◆ Goal ◆
Take each line containing "Wind" and report it exactly as written.

Records from a collection

-------------------------

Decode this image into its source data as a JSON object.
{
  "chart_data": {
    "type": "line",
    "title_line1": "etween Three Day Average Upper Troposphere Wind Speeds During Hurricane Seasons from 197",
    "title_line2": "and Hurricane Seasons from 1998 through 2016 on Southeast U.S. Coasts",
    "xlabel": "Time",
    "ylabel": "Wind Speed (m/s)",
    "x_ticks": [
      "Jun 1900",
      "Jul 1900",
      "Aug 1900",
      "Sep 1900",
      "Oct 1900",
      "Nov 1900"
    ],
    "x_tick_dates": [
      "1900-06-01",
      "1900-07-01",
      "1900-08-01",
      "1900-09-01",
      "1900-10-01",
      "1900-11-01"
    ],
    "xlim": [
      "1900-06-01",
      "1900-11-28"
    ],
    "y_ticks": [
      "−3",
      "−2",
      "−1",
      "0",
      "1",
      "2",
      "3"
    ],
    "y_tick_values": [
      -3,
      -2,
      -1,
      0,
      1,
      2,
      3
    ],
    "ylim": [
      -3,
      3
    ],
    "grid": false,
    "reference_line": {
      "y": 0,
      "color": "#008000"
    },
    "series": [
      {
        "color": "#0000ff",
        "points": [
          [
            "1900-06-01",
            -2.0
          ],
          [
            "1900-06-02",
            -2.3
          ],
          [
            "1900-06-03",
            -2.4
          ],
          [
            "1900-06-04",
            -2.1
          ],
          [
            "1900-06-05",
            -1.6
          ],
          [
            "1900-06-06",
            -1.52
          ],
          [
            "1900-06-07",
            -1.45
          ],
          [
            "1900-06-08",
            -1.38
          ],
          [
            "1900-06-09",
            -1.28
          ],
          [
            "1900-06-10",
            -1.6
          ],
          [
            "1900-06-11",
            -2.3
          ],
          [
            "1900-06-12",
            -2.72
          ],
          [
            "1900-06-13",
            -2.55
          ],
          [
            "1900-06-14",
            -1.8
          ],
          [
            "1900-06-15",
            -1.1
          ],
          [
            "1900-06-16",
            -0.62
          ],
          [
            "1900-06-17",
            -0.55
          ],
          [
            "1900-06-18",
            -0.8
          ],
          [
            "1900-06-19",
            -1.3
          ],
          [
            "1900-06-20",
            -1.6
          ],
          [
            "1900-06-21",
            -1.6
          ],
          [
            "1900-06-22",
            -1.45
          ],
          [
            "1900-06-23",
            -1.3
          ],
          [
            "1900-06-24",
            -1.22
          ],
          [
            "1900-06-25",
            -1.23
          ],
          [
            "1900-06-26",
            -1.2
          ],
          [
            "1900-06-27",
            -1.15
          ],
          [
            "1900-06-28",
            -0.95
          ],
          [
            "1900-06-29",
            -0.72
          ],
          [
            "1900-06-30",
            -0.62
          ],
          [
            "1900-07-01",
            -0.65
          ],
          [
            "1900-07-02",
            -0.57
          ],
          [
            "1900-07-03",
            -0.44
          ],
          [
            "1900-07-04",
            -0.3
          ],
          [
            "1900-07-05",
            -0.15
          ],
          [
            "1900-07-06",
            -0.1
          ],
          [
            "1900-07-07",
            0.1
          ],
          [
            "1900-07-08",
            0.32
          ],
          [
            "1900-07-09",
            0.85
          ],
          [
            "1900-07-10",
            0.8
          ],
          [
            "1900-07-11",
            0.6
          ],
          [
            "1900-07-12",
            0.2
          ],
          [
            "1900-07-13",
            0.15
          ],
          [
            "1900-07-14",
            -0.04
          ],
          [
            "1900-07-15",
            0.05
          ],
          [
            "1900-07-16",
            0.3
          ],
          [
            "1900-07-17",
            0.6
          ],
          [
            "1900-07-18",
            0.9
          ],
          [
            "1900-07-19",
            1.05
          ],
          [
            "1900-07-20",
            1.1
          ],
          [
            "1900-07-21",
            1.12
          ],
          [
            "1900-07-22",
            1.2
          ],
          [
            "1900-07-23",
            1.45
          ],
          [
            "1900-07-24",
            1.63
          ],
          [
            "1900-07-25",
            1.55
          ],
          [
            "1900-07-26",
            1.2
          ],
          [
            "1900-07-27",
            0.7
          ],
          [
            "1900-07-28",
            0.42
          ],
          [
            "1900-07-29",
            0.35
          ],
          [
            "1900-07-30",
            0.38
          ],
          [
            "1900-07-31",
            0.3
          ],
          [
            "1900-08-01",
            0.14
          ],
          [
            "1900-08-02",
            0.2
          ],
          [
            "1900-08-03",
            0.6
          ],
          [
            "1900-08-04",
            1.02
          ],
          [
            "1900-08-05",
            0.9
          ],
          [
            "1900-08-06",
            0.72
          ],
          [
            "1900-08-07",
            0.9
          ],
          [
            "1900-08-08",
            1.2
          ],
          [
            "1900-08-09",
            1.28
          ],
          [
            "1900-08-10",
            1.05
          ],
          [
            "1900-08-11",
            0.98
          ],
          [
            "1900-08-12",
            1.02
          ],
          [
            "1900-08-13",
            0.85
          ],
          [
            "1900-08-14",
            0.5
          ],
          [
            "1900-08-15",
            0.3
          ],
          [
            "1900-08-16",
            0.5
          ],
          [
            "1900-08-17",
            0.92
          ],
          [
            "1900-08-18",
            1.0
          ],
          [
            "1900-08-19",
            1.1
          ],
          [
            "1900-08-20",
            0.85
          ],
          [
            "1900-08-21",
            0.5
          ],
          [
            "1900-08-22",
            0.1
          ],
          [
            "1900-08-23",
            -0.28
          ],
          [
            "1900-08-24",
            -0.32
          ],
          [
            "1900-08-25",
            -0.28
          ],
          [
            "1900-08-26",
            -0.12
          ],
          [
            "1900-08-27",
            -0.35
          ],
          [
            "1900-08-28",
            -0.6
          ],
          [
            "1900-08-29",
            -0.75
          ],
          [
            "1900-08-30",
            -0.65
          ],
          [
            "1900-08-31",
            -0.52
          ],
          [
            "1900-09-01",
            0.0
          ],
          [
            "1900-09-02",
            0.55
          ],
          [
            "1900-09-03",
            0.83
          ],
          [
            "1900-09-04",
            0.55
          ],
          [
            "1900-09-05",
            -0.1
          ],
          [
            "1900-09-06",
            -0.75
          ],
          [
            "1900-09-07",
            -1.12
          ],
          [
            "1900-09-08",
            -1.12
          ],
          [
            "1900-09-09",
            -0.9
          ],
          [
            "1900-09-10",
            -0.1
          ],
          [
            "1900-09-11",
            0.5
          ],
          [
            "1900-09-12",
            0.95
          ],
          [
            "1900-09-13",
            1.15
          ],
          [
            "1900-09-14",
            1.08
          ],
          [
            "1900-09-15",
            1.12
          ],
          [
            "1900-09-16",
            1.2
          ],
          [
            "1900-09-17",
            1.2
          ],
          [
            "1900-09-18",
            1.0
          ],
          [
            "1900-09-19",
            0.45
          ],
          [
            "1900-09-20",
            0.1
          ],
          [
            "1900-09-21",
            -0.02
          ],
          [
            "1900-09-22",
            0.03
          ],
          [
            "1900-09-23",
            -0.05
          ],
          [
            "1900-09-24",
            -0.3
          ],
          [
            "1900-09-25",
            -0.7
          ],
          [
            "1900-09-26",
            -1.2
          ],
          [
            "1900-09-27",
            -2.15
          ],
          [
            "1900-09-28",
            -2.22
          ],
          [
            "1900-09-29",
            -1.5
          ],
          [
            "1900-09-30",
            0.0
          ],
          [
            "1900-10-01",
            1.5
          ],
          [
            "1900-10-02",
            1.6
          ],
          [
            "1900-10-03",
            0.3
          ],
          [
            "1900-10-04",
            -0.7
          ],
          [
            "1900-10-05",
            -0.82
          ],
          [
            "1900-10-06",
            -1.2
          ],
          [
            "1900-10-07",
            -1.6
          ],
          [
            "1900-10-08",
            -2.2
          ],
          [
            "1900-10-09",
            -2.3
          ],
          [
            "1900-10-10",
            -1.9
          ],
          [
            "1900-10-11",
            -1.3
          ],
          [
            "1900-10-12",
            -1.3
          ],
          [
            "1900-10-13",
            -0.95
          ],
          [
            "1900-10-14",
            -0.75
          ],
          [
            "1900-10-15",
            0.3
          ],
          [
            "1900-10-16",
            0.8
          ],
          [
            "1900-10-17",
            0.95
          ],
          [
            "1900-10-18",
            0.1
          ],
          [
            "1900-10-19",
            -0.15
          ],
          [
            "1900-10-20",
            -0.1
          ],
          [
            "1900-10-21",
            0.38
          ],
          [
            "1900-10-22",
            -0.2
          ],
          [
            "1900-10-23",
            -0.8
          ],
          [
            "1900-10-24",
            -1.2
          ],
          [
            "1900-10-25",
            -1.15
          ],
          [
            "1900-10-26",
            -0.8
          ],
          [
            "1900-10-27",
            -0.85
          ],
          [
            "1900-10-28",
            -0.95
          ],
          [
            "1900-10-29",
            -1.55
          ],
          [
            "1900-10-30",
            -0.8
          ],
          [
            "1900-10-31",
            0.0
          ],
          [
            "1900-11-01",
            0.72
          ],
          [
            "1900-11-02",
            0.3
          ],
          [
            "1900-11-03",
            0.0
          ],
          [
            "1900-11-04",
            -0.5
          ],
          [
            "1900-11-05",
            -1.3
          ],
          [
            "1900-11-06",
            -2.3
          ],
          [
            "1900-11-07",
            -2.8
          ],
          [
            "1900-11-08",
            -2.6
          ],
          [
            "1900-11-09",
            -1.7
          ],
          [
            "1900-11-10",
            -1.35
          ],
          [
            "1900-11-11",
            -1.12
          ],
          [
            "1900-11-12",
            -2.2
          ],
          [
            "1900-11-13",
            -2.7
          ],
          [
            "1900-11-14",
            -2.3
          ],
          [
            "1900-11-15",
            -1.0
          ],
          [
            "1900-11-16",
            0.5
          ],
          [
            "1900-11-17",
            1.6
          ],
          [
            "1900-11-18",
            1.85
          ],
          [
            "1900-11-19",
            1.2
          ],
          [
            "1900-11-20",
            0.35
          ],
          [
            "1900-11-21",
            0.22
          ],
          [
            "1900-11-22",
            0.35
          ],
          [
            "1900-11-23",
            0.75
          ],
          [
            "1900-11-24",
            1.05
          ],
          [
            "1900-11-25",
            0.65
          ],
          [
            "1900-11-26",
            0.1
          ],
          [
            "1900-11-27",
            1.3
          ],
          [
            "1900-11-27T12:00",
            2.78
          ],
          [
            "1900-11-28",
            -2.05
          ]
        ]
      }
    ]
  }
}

-------------------------

◆ Output of the exercise ◆
    "title_line1": "etween Three Day Average Upper Troposphere Wind Speeds During Hurricane Seasons from 197",
    "ylabel": "Wind Speed (m/s)",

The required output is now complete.